In the copy, include every entry exactly but none of the images.
+-------+
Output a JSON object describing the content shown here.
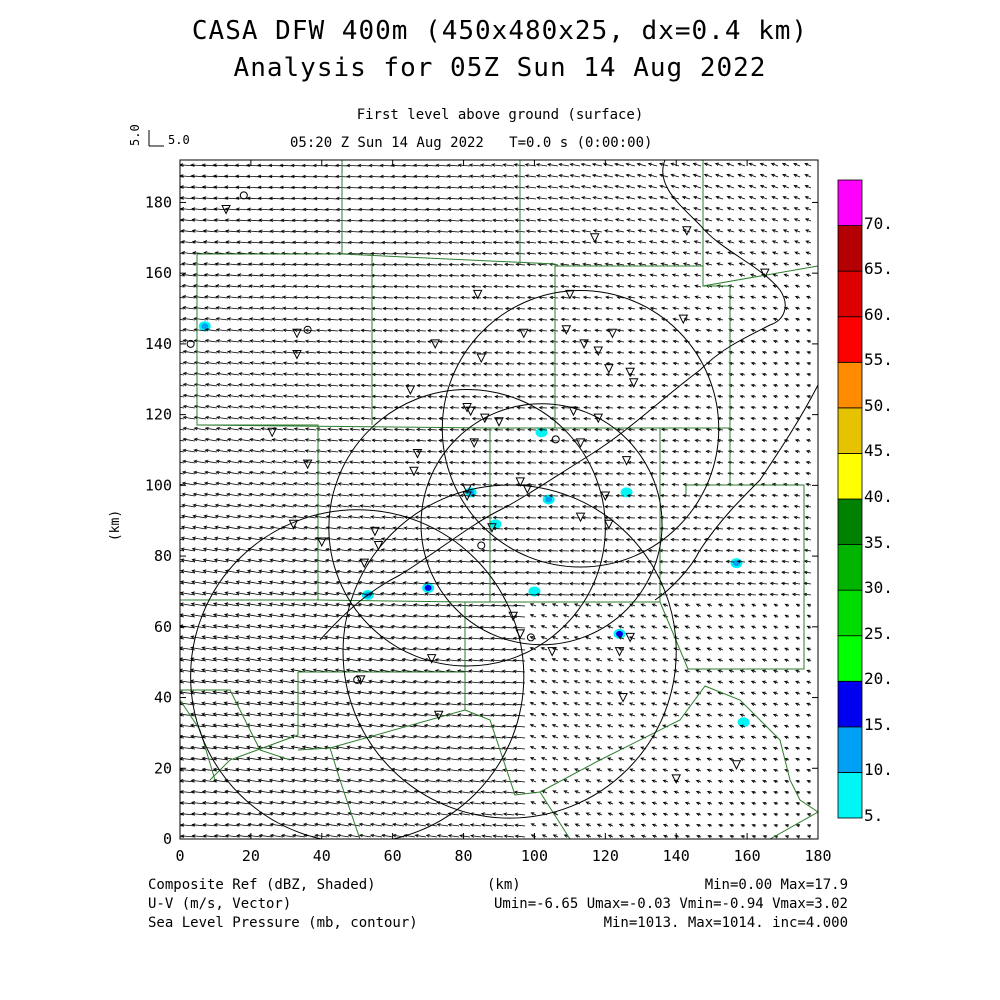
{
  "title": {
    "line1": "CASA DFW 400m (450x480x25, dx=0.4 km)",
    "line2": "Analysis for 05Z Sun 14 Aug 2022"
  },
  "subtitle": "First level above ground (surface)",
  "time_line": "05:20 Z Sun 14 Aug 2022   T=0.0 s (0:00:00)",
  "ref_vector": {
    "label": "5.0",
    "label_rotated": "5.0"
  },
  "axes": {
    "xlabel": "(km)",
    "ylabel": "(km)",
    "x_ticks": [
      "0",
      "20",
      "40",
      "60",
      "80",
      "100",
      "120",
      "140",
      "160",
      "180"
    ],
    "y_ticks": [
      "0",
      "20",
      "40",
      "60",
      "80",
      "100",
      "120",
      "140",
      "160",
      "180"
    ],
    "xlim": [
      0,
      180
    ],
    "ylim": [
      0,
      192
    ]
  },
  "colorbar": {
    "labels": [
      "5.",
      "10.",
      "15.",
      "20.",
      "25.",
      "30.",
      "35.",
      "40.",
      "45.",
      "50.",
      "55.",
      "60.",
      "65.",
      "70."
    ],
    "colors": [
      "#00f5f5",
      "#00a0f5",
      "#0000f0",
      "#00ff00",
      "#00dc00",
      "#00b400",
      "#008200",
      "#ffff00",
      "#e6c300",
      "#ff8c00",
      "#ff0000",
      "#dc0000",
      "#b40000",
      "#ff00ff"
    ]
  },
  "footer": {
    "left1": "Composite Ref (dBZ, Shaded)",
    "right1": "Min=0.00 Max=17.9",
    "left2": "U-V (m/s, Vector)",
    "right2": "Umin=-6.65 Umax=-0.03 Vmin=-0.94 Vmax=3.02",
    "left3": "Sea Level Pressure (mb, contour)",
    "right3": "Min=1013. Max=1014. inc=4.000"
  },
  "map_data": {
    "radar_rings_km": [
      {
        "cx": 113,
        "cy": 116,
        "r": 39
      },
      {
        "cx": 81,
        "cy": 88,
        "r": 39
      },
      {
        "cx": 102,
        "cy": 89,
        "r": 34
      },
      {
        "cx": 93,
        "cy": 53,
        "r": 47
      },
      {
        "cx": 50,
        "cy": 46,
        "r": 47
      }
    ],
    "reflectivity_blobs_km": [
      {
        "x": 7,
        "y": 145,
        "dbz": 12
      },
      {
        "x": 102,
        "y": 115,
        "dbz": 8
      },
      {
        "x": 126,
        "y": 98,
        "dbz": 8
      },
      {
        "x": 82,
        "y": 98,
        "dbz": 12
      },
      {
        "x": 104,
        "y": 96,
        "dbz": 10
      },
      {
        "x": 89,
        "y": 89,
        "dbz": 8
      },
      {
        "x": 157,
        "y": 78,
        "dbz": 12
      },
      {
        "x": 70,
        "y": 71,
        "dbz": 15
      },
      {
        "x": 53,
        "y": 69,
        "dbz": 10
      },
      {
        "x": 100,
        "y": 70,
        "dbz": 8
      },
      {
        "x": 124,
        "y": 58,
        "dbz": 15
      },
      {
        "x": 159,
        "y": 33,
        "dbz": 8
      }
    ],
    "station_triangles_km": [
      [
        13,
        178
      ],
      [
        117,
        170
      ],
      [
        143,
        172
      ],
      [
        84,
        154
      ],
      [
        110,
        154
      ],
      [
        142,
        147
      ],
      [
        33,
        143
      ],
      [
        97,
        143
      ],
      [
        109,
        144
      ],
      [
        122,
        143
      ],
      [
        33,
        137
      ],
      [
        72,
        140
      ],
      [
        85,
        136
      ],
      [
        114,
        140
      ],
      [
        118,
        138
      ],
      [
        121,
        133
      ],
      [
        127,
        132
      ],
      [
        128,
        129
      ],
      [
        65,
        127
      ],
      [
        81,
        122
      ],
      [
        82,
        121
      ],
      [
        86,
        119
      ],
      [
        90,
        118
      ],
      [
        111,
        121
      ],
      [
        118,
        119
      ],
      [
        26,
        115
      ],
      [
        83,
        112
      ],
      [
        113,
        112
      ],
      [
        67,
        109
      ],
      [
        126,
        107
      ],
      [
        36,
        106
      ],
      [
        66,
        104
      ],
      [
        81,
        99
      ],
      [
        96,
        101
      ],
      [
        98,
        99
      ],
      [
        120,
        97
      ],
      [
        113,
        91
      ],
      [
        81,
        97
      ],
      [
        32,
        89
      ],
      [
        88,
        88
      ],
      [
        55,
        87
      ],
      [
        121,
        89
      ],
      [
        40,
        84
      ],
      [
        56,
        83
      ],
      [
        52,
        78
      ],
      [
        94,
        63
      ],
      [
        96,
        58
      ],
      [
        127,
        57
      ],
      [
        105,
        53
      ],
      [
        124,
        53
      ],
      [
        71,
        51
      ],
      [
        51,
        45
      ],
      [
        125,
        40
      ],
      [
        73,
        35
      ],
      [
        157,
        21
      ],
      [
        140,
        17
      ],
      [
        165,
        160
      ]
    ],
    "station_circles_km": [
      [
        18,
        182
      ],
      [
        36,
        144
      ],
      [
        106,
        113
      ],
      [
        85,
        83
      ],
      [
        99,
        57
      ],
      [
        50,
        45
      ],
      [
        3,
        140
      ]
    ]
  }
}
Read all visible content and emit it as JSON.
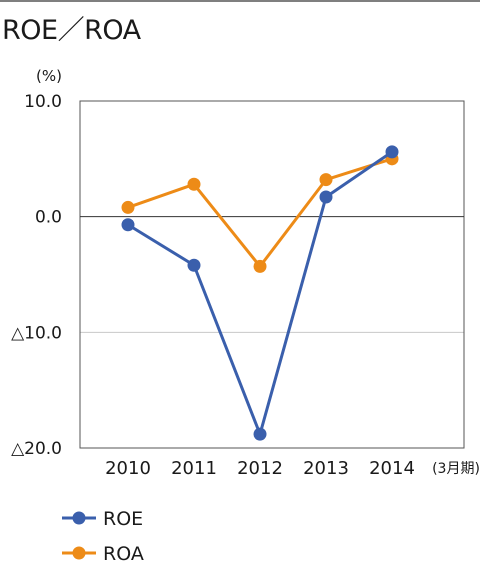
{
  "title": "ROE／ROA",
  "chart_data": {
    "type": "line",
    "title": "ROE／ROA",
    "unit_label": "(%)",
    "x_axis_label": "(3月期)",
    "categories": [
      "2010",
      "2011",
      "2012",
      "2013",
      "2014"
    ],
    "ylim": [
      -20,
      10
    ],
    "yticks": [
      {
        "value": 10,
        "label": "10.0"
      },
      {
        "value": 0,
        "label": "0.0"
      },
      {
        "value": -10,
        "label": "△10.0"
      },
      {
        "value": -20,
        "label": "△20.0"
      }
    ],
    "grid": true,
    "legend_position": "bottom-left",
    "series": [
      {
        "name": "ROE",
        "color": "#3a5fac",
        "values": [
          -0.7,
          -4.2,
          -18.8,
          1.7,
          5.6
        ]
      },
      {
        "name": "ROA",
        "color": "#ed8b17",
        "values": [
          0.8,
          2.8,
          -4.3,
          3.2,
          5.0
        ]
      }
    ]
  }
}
+-------+
● WORKED SOLUTION:
Output a JSON object describing the content shown here.
{
  "title": {
    "line1": "CASA DFW 400m (450x480x25, dx=0.4 km)",
    "line2": "Analysis for 05Z Sun 14 Aug 2022"
  },
  "subtitle": "First level above ground (surface)",
  "time_line": "05:20 Z Sun 14 Aug 2022   T=0.0 s (0:00:00)",
  "ref_vector": {
    "label": "5.0",
    "label_rotated": "5.0"
  },
  "axes": {
    "xlabel": "(km)",
    "ylabel": "(km)",
    "x_ticks": [
      "0",
      "20",
      "40",
      "60",
      "80",
      "100",
      "120",
      "140",
      "160",
      "180"
    ],
    "y_ticks": [
      "0",
      "20",
      "40",
      "60",
      "80",
      "100",
      "120",
      "140",
      "160",
      "180"
    ],
    "xlim": [
      0,
      180
    ],
    "ylim": [
      0,
      192
    ]
  },
  "colorbar": {
    "labels": [
      "5.",
      "10.",
      "15.",
      "20.",
      "25.",
      "30.",
      "35.",
      "40.",
      "45.",
      "50.",
      "55.",
      "60.",
      "65.",
      "70."
    ],
    "colors": [
      "#00f5f5",
      "#00a0f5",
      "#0000f0",
      "#00ff00",
      "#00dc00",
      "#00b400",
      "#008200",
      "#ffff00",
      "#e6c300",
      "#ff8c00",
      "#ff0000",
      "#dc0000",
      "#b40000",
      "#ff00ff"
    ]
  },
  "footer": {
    "left1": "Composite Ref (dBZ, Shaded)",
    "right1": "Min=0.00 Max=17.9",
    "left2": "U-V (m/s, Vector)",
    "right2": "Umin=-6.65 Umax=-0.03 Vmin=-0.94 Vmax=3.02",
    "left3": "Sea Level Pressure (mb, contour)",
    "right3": "Min=1013. Max=1014. inc=4.000"
  },
  "map_data": {
    "radar_rings_km": [
      {
        "cx": 113,
        "cy": 116,
        "r": 39
      },
      {
        "cx": 81,
        "cy": 88,
        "r": 39
      },
      {
        "cx": 102,
        "cy": 89,
        "r": 34
      },
      {
        "cx": 93,
        "cy": 53,
        "r": 47
      },
      {
        "cx": 50,
        "cy": 46,
        "r": 47
      }
    ],
    "reflectivity_blobs_km": [
      {
        "x": 7,
        "y": 145,
        "dbz": 12
      },
      {
        "x": 102,
        "y": 115,
        "dbz": 8
      },
      {
        "x": 126,
        "y": 98,
        "dbz": 8
      },
      {
        "x": 82,
        "y": 98,
        "dbz": 12
      },
      {
        "x": 104,
        "y": 96,
        "dbz": 10
      },
      {
        "x": 89,
        "y": 89,
        "dbz": 8
      },
      {
        "x": 157,
        "y": 78,
        "dbz": 12
      },
      {
        "x": 70,
        "y": 71,
        "dbz": 15
      },
      {
        "x": 53,
        "y": 69,
        "dbz": 10
      },
      {
        "x": 100,
        "y": 70,
        "dbz": 8
      },
      {
        "x": 124,
        "y": 58,
        "dbz": 15
      },
      {
        "x": 159,
        "y": 33,
        "dbz": 8
      }
    ],
    "station_triangles_km": [
      [
        13,
        178
      ],
      [
        117,
        170
      ],
      [
        143,
        172
      ],
      [
        84,
        154
      ],
      [
        110,
        154
      ],
      [
        142,
        147
      ],
      [
        33,
        143
      ],
      [
        97,
        143
      ],
      [
        109,
        144
      ],
      [
        122,
        143
      ],
      [
        33,
        137
      ],
      [
        72,
        140
      ],
      [
        85,
        136
      ],
      [
        114,
        140
      ],
      [
        118,
        138
      ],
      [
        121,
        133
      ],
      [
        127,
        132
      ],
      [
        128,
        129
      ],
      [
        65,
        127
      ],
      [
        81,
        122
      ],
      [
        82,
        121
      ],
      [
        86,
        119
      ],
      [
        90,
        118
      ],
      [
        111,
        121
      ],
      [
        118,
        119
      ],
      [
        26,
        115
      ],
      [
        83,
        112
      ],
      [
        113,
        112
      ],
      [
        67,
        109
      ],
      [
        126,
        107
      ],
      [
        36,
        106
      ],
      [
        66,
        104
      ],
      [
        81,
        99
      ],
      [
        96,
        101
      ],
      [
        98,
        99
      ],
      [
        120,
        97
      ],
      [
        113,
        91
      ],
      [
        81,
        97
      ],
      [
        32,
        89
      ],
      [
        88,
        88
      ],
      [
        55,
        87
      ],
      [
        121,
        89
      ],
      [
        40,
        84
      ],
      [
        56,
        83
      ],
      [
        52,
        78
      ],
      [
        94,
        63
      ],
      [
        96,
        58
      ],
      [
        127,
        57
      ],
      [
        105,
        53
      ],
      [
        124,
        53
      ],
      [
        71,
        51
      ],
      [
        51,
        45
      ],
      [
        125,
        40
      ],
      [
        73,
        35
      ],
      [
        157,
        21
      ],
      [
        140,
        17
      ],
      [
        165,
        160
      ]
    ],
    "station_circles_km": [
      [
        18,
        182
      ],
      [
        36,
        144
      ],
      [
        106,
        113
      ],
      [
        85,
        83
      ],
      [
        99,
        57
      ],
      [
        50,
        45
      ],
      [
        3,
        140
      ]
    ]
  }
}
Read all visible content and emit it as JSON.
{
  "title": "ROE／ROA",
  "chart_data": {
    "type": "line",
    "title": "ROE／ROA",
    "unit_label": "(%)",
    "x_axis_label": "(3月期)",
    "categories": [
      "2010",
      "2011",
      "2012",
      "2013",
      "2014"
    ],
    "ylim": [
      -20,
      10
    ],
    "yticks": [
      {
        "value": 10,
        "label": "10.0"
      },
      {
        "value": 0,
        "label": "0.0"
      },
      {
        "value": -10,
        "label": "△10.0"
      },
      {
        "value": -20,
        "label": "△20.0"
      }
    ],
    "grid": true,
    "legend_position": "bottom-left",
    "series": [
      {
        "name": "ROE",
        "color": "#3a5fac",
        "values": [
          -0.7,
          -4.2,
          -18.8,
          1.7,
          5.6
        ]
      },
      {
        "name": "ROA",
        "color": "#ed8b17",
        "values": [
          0.8,
          2.8,
          -4.3,
          3.2,
          5.0
        ]
      }
    ]
  }
}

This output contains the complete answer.